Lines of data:

● ● ● ● ● ● ●

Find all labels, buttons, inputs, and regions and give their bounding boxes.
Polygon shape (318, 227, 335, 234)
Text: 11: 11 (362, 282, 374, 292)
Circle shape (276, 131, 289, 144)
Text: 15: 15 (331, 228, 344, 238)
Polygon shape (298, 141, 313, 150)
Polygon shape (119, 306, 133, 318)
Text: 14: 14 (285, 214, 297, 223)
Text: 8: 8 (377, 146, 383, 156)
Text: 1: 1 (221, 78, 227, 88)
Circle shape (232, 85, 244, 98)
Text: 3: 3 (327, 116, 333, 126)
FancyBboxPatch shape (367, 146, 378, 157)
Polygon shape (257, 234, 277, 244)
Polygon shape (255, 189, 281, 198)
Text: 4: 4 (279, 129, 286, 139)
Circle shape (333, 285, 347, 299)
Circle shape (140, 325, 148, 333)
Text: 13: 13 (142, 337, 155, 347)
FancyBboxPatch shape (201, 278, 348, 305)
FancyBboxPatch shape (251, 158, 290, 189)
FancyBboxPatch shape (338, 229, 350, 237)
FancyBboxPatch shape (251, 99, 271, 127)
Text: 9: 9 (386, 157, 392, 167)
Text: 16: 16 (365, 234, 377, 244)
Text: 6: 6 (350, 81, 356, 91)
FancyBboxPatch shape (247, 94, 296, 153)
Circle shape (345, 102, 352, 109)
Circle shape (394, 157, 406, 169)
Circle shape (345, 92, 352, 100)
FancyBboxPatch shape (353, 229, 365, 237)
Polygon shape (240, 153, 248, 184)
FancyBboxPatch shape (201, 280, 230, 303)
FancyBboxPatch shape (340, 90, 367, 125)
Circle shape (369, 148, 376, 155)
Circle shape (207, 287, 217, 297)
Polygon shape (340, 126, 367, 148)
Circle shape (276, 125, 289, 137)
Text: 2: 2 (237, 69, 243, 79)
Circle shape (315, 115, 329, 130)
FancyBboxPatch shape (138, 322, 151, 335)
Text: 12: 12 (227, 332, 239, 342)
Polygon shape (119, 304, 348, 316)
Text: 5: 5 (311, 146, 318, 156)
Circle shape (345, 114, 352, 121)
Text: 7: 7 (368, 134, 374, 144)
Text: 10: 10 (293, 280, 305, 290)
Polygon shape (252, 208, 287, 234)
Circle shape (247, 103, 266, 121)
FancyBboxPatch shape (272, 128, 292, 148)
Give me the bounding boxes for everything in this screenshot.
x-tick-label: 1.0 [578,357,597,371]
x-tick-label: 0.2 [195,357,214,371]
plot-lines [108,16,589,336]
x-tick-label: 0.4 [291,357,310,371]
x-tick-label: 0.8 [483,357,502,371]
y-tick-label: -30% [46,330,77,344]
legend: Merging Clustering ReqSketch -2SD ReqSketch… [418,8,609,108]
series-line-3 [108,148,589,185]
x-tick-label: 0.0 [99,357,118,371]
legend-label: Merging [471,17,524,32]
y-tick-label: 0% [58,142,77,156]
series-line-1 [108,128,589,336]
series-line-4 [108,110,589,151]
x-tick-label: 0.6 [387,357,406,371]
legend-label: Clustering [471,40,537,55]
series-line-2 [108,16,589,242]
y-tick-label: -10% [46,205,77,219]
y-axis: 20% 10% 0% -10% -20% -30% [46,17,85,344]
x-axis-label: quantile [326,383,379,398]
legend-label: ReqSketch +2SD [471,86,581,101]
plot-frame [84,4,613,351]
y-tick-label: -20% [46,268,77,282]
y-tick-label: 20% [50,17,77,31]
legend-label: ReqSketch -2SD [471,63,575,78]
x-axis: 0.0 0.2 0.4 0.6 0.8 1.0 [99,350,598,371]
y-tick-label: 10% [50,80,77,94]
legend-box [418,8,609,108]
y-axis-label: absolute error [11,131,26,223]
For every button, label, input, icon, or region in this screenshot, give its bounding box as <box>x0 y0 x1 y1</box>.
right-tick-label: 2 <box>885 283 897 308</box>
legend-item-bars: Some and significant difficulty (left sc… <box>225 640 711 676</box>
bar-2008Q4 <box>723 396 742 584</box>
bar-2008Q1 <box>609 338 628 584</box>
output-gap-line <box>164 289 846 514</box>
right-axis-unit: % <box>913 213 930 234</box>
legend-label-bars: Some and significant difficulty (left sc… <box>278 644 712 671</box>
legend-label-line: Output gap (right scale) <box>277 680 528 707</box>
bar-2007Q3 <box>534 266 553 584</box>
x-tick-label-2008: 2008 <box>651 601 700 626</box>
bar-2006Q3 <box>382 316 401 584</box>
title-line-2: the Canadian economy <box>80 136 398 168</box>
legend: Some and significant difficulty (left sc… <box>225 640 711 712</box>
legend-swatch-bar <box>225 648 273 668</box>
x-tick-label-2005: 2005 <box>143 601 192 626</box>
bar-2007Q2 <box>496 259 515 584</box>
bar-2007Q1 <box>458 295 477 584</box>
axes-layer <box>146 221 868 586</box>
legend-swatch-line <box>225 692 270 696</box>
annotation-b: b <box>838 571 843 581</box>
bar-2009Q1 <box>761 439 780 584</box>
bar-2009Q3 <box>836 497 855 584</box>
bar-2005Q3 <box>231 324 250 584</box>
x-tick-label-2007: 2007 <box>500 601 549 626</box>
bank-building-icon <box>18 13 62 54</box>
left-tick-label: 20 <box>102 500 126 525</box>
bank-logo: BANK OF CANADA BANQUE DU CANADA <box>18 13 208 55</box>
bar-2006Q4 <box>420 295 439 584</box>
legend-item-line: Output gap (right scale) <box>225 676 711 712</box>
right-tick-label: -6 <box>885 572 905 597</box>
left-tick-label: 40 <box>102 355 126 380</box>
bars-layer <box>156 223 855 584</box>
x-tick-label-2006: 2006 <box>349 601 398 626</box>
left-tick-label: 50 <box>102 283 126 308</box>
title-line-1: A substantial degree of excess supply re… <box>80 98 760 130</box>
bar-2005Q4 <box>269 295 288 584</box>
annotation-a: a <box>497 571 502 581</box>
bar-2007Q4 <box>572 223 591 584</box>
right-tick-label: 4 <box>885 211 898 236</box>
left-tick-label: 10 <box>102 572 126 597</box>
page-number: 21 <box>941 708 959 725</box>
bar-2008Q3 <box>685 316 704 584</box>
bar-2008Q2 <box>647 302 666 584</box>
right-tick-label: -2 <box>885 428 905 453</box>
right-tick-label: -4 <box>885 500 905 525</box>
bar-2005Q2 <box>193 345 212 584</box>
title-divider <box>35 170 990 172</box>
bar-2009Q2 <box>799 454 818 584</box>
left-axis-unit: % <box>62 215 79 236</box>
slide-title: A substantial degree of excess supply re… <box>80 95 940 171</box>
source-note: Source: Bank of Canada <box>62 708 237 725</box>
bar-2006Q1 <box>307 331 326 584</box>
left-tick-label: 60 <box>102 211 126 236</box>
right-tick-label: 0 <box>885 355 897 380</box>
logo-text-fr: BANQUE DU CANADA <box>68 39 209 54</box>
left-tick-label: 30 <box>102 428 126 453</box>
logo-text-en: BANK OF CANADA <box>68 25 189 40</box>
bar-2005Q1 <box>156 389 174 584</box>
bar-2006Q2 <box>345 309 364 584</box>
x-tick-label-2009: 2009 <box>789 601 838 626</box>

● ● ● ● ● ● ●

▶ STATED TASK
Reproduce every line of the material above without any changes.

▶ THE COMPLETED TASK
Find all labels, buttons, inputs, and regions and give their bounding boxes.
Polygon shape (318, 227, 335, 234)
Text: 11: 11 (362, 282, 374, 292)
Circle shape (276, 131, 289, 144)
Text: 15: 15 (331, 228, 344, 238)
Polygon shape (298, 141, 313, 150)
Polygon shape (119, 306, 133, 318)
Text: 14: 14 (285, 214, 297, 223)
Text: 8: 8 (377, 146, 383, 156)
Text: 1: 1 (221, 78, 227, 88)
Circle shape (232, 85, 244, 98)
Text: 3: 3 (327, 116, 333, 126)
FancyBboxPatch shape (367, 146, 378, 157)
Polygon shape (257, 234, 277, 244)
Polygon shape (255, 189, 281, 198)
Text: 4: 4 (279, 129, 286, 139)
Circle shape (333, 285, 347, 299)
Circle shape (140, 325, 148, 333)
Text: 13: 13 (142, 337, 155, 347)
FancyBboxPatch shape (201, 278, 348, 305)
FancyBboxPatch shape (251, 158, 290, 189)
FancyBboxPatch shape (338, 229, 350, 237)
FancyBboxPatch shape (251, 99, 271, 127)
Text: 9: 9 (386, 157, 392, 167)
Text: 16: 16 (365, 234, 377, 244)
Text: 6: 6 (350, 81, 356, 91)
FancyBboxPatch shape (247, 94, 296, 153)
Circle shape (345, 102, 352, 109)
Circle shape (394, 157, 406, 169)
Circle shape (345, 92, 352, 100)
FancyBboxPatch shape (353, 229, 365, 237)
Polygon shape (240, 153, 248, 184)
FancyBboxPatch shape (201, 280, 230, 303)
FancyBboxPatch shape (340, 90, 367, 125)
Circle shape (369, 148, 376, 155)
Circle shape (207, 287, 217, 297)
Polygon shape (340, 126, 367, 148)
Circle shape (276, 125, 289, 137)
Text: 2: 2 (237, 69, 243, 79)
Circle shape (315, 115, 329, 130)
FancyBboxPatch shape (138, 322, 151, 335)
Text: 12: 12 (227, 332, 239, 342)
Polygon shape (119, 304, 348, 316)
Text: 5: 5 (311, 146, 318, 156)
Circle shape (345, 114, 352, 121)
Text: 7: 7 (368, 134, 374, 144)
Text: 10: 10 (293, 280, 305, 290)
Polygon shape (252, 208, 287, 234)
Circle shape (247, 103, 266, 121)
FancyBboxPatch shape (272, 128, 292, 148)
Give me the bounding boxes for everything in this screenshot.
x-tick-label: 1.0 [578,357,597,371]
x-tick-label: 0.2 [195,357,214,371]
plot-lines [108,16,589,336]
x-tick-label: 0.4 [291,357,310,371]
x-tick-label: 0.8 [483,357,502,371]
y-tick-label: -30% [46,330,77,344]
legend: Merging Clustering ReqSketch -2SD ReqSketch… [418,8,609,108]
series-line-3 [108,148,589,185]
x-tick-label: 0.0 [99,357,118,371]
legend-label: Merging [471,17,524,32]
y-tick-label: 0% [58,142,77,156]
series-line-1 [108,128,589,336]
series-line-4 [108,110,589,151]
x-tick-label: 0.6 [387,357,406,371]
legend-label: Clustering [471,40,537,55]
series-line-2 [108,16,589,242]
y-tick-label: -10% [46,205,77,219]
y-axis: 20% 10% 0% -10% -20% -30% [46,17,85,344]
x-axis-label: quantile [326,383,379,398]
legend-label: ReqSketch +2SD [471,86,581,101]
plot-frame [84,4,613,351]
y-tick-label: -20% [46,268,77,282]
y-tick-label: 20% [50,17,77,31]
legend-label: ReqSketch -2SD [471,63,575,78]
x-axis: 0.0 0.2 0.4 0.6 0.8 1.0 [99,350,598,371]
y-tick-label: 10% [50,80,77,94]
legend-box [418,8,609,108]
y-axis-label: absolute error [11,131,26,223]
For every button, label, input, icon, or region in this screenshot, give its bounding box as <box>x0 y0 x1 y1</box>.
right-tick-label: 2 <box>885 283 897 308</box>
legend-item-bars: Some and significant difficulty (left sc… <box>225 640 711 676</box>
bar-2008Q4 <box>723 396 742 584</box>
bar-2008Q1 <box>609 338 628 584</box>
output-gap-line <box>164 289 846 514</box>
right-axis-unit: % <box>913 213 930 234</box>
legend-label-bars: Some and significant difficulty (left sc… <box>278 644 712 671</box>
legend-label-line: Output gap (right scale) <box>277 680 528 707</box>
bar-2007Q3 <box>534 266 553 584</box>
x-tick-label-2008: 2008 <box>651 601 700 626</box>
bar-2006Q3 <box>382 316 401 584</box>
title-line-2: the Canadian economy <box>80 136 398 168</box>
legend: Some and significant difficulty (left sc… <box>225 640 711 712</box>
legend-swatch-bar <box>225 648 273 668</box>
x-tick-label-2005: 2005 <box>143 601 192 626</box>
bar-2007Q2 <box>496 259 515 584</box>
bar-2007Q1 <box>458 295 477 584</box>
axes-layer <box>146 221 868 586</box>
legend-swatch-line <box>225 692 270 696</box>
annotation-b: b <box>838 571 843 581</box>
bar-2009Q1 <box>761 439 780 584</box>
bar-2009Q3 <box>836 497 855 584</box>
bar-2005Q3 <box>231 324 250 584</box>
x-tick-label-2007: 2007 <box>500 601 549 626</box>
bank-building-icon <box>18 13 62 54</box>
left-tick-label: 20 <box>102 500 126 525</box>
bank-logo: BANK OF CANADA BANQUE DU CANADA <box>18 13 208 55</box>
bar-2006Q4 <box>420 295 439 584</box>
legend-item-line: Output gap (right scale) <box>225 676 711 712</box>
right-tick-label: -6 <box>885 572 905 597</box>
left-tick-label: 40 <box>102 355 126 380</box>
bars-layer <box>156 223 855 584</box>
x-tick-label-2006: 2006 <box>349 601 398 626</box>
left-tick-label: 50 <box>102 283 126 308</box>
title-line-1: A substantial degree of excess supply re… <box>80 98 760 130</box>
bar-2005Q4 <box>269 295 288 584</box>
annotation-a: a <box>497 571 502 581</box>
bar-2007Q4 <box>572 223 591 584</box>
right-tick-label: 4 <box>885 211 898 236</box>
left-tick-label: 10 <box>102 572 126 597</box>
page-number: 21 <box>941 708 959 725</box>
bar-2008Q3 <box>685 316 704 584</box>
bar-2008Q2 <box>647 302 666 584</box>
right-tick-label: -2 <box>885 428 905 453</box>
right-tick-label: -4 <box>885 500 905 525</box>
bar-2005Q2 <box>193 345 212 584</box>
title-divider <box>35 170 990 172</box>
bar-2009Q2 <box>799 454 818 584</box>
left-axis-unit: % <box>62 215 79 236</box>
slide-title: A substantial degree of excess supply re… <box>80 95 940 171</box>
source-note: Source: Bank of Canada <box>62 708 237 725</box>
bar-2006Q1 <box>307 331 326 584</box>
left-tick-label: 60 <box>102 211 126 236</box>
right-tick-label: 0 <box>885 355 897 380</box>
logo-text-fr: BANQUE DU CANADA <box>68 39 209 54</box>
left-tick-label: 30 <box>102 428 126 453</box>
logo-text-en: BANK OF CANADA <box>68 25 189 40</box>
bar-2005Q1 <box>156 389 174 584</box>
bar-2006Q2 <box>345 309 364 584</box>
x-tick-label-2009: 2009 <box>789 601 838 626</box>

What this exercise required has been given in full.